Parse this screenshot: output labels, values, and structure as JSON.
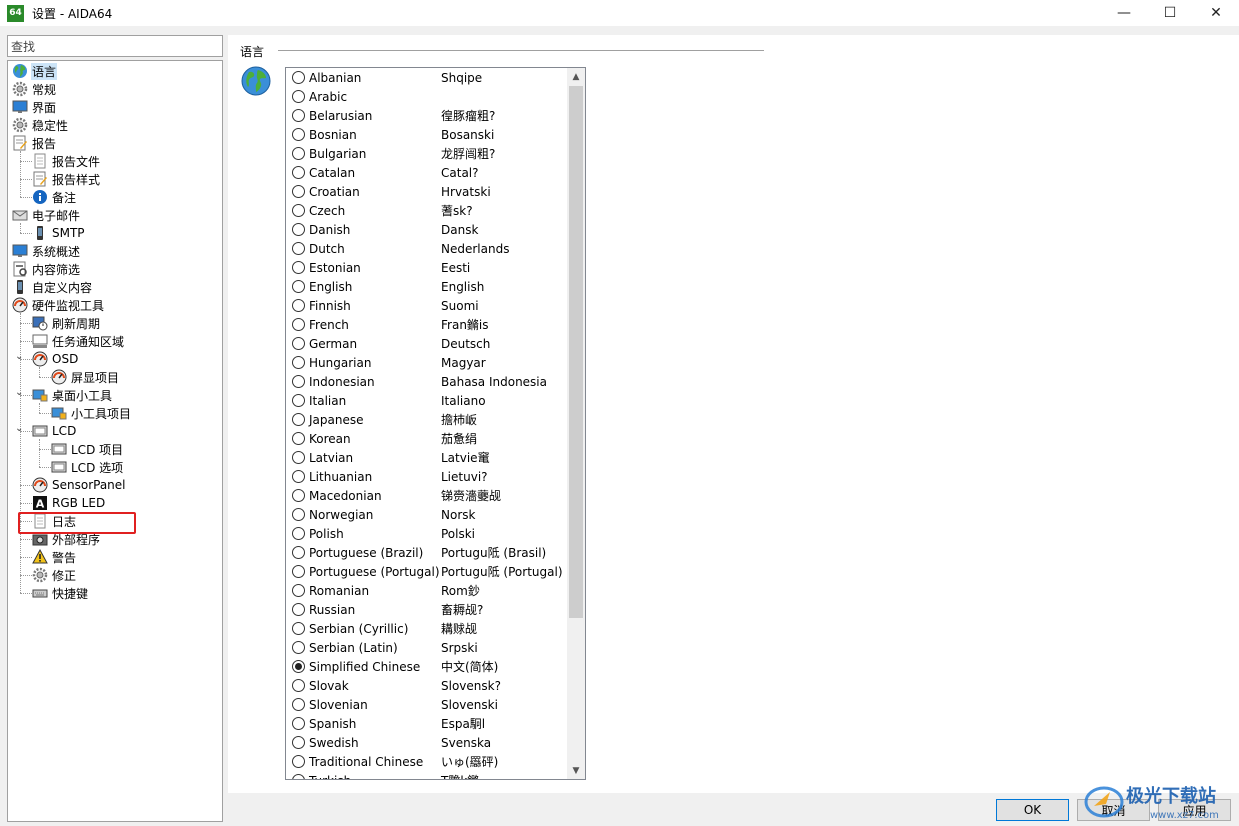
{
  "window": {
    "app_icon_text": "64",
    "title": "设置 - AIDA64",
    "minimize": "—",
    "maximize": "☐",
    "close": "✕"
  },
  "search": {
    "value": "查找"
  },
  "tree": [
    {
      "label": "语言",
      "icon": "globe-icon",
      "level": 0,
      "selected": true
    },
    {
      "label": "常规",
      "icon": "gear-icon",
      "level": 0
    },
    {
      "label": "界面",
      "icon": "monitor-icon",
      "level": 0
    },
    {
      "label": "稳定性",
      "icon": "gear-icon",
      "level": 0
    },
    {
      "label": "报告",
      "icon": "report-icon",
      "level": 0
    },
    {
      "label": "报告文件",
      "icon": "document-icon",
      "level": 1
    },
    {
      "label": "报告样式",
      "icon": "report-icon",
      "level": 1
    },
    {
      "label": "备注",
      "icon": "info-icon",
      "level": 1
    },
    {
      "label": "电子邮件",
      "icon": "email-icon",
      "level": 0
    },
    {
      "label": "SMTP",
      "icon": "phone-icon",
      "level": 1
    },
    {
      "label": "系统概述",
      "icon": "monitor-icon",
      "level": 0
    },
    {
      "label": "内容筛选",
      "icon": "filter-icon",
      "level": 0
    },
    {
      "label": "自定义内容",
      "icon": "phone-icon",
      "level": 0
    },
    {
      "label": "硬件监视工具",
      "icon": "gauge-icon",
      "level": 0
    },
    {
      "label": "刷新周期",
      "icon": "refresh-icon",
      "level": 1
    },
    {
      "label": "任务通知区域",
      "icon": "taskbar-icon",
      "level": 1
    },
    {
      "label": "OSD",
      "icon": "gauge-icon",
      "level": 1,
      "expand": true
    },
    {
      "label": "屏显项目",
      "icon": "gauge-icon",
      "level": 2
    },
    {
      "label": "桌面小工具",
      "icon": "gadget-icon",
      "level": 1,
      "expand": true
    },
    {
      "label": "小工具项目",
      "icon": "gadget-icon",
      "level": 2
    },
    {
      "label": "LCD",
      "icon": "lcd-icon",
      "level": 1,
      "expand": true
    },
    {
      "label": "LCD 项目",
      "icon": "lcd-icon",
      "level": 2
    },
    {
      "label": "LCD 选项",
      "icon": "lcd-icon",
      "level": 2
    },
    {
      "label": "SensorPanel",
      "icon": "gauge-icon",
      "level": 1
    },
    {
      "label": "RGB LED",
      "icon": "rgb-icon",
      "level": 1
    },
    {
      "label": "日志",
      "icon": "document-icon",
      "level": 1
    },
    {
      "label": "外部程序",
      "icon": "camera-icon",
      "level": 1
    },
    {
      "label": "警告",
      "icon": "warning-icon",
      "level": 1
    },
    {
      "label": "修正",
      "icon": "gear-icon",
      "level": 1
    },
    {
      "label": "快捷键",
      "icon": "keyboard-icon",
      "level": 1
    }
  ],
  "section": {
    "title": "语言"
  },
  "languages": [
    {
      "name": "Albanian",
      "native": "Shqipe"
    },
    {
      "name": "Arabic",
      "native": ""
    },
    {
      "name": "Belarusian",
      "native": "徨豚瘤粗?"
    },
    {
      "name": "Bosnian",
      "native": "Bosanski"
    },
    {
      "name": "Bulgarian",
      "native": "龙脬闿粗?"
    },
    {
      "name": "Catalan",
      "native": "Catal?"
    },
    {
      "name": "Croatian",
      "native": "Hrvatski"
    },
    {
      "name": "Czech",
      "native": "蓍sk?"
    },
    {
      "name": "Danish",
      "native": "Dansk"
    },
    {
      "name": "Dutch",
      "native": "Nederlands"
    },
    {
      "name": "Estonian",
      "native": "Eesti"
    },
    {
      "name": "English",
      "native": "English"
    },
    {
      "name": "Finnish",
      "native": "Suomi"
    },
    {
      "name": "French",
      "native": "Fran鏅is"
    },
    {
      "name": "German",
      "native": "Deutsch"
    },
    {
      "name": "Hungarian",
      "native": "Magyar"
    },
    {
      "name": "Indonesian",
      "native": "Bahasa Indonesia"
    },
    {
      "name": "Italian",
      "native": "Italiano"
    },
    {
      "name": "Japanese",
      "native": "擔杮岅"
    },
    {
      "name": "Korean",
      "native": "茄惫绢"
    },
    {
      "name": "Latvian",
      "native": "Latvie竃"
    },
    {
      "name": "Lithuanian",
      "native": "Lietuvi?"
    },
    {
      "name": "Macedonian",
      "native": "锑赍濇虁觇"
    },
    {
      "name": "Norwegian",
      "native": "Norsk"
    },
    {
      "name": "Polish",
      "native": "Polski"
    },
    {
      "name": "Portuguese (Brazil)",
      "native": "Portugu阺 (Brasil)"
    },
    {
      "name": "Portuguese (Portugal)",
      "native": "Portugu阺 (Portugal)"
    },
    {
      "name": "Romanian",
      "native": "Rom鈔"
    },
    {
      "name": "Russian",
      "native": "畜耨觇?"
    },
    {
      "name": "Serbian (Cyrillic)",
      "native": "耩赇觇"
    },
    {
      "name": "Serbian (Latin)",
      "native": "Srpski"
    },
    {
      "name": "Simplified Chinese",
      "native": "中文(简体)",
      "checked": true
    },
    {
      "name": "Slovak",
      "native": "Slovensk?"
    },
    {
      "name": "Slovenian",
      "native": "Slovenski"
    },
    {
      "name": "Spanish",
      "native": "Espa駉l"
    },
    {
      "name": "Swedish",
      "native": "Svenska"
    },
    {
      "name": "Traditional Chinese",
      "native": "いゅ(羉砰)"
    },
    {
      "name": "Turkish",
      "native": "T黵k鏴"
    }
  ],
  "buttons": {
    "ok": "OK",
    "cancel": "取消",
    "apply": "应用"
  },
  "watermark": {
    "text": "极光下载站",
    "url": "www.xz7.com"
  },
  "colors": {
    "accent": "#0078d7",
    "selection": "#cce4f7",
    "highlight_box": "#e02020"
  }
}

▶ YOUR OBJECTIVE: Pull out every line of the records that includes the string "Portugal".

▶ WRITTEN ANSWER:
      "name": "Portuguese (Portugal)",
      "native": "Portugu阺 (Portugal)"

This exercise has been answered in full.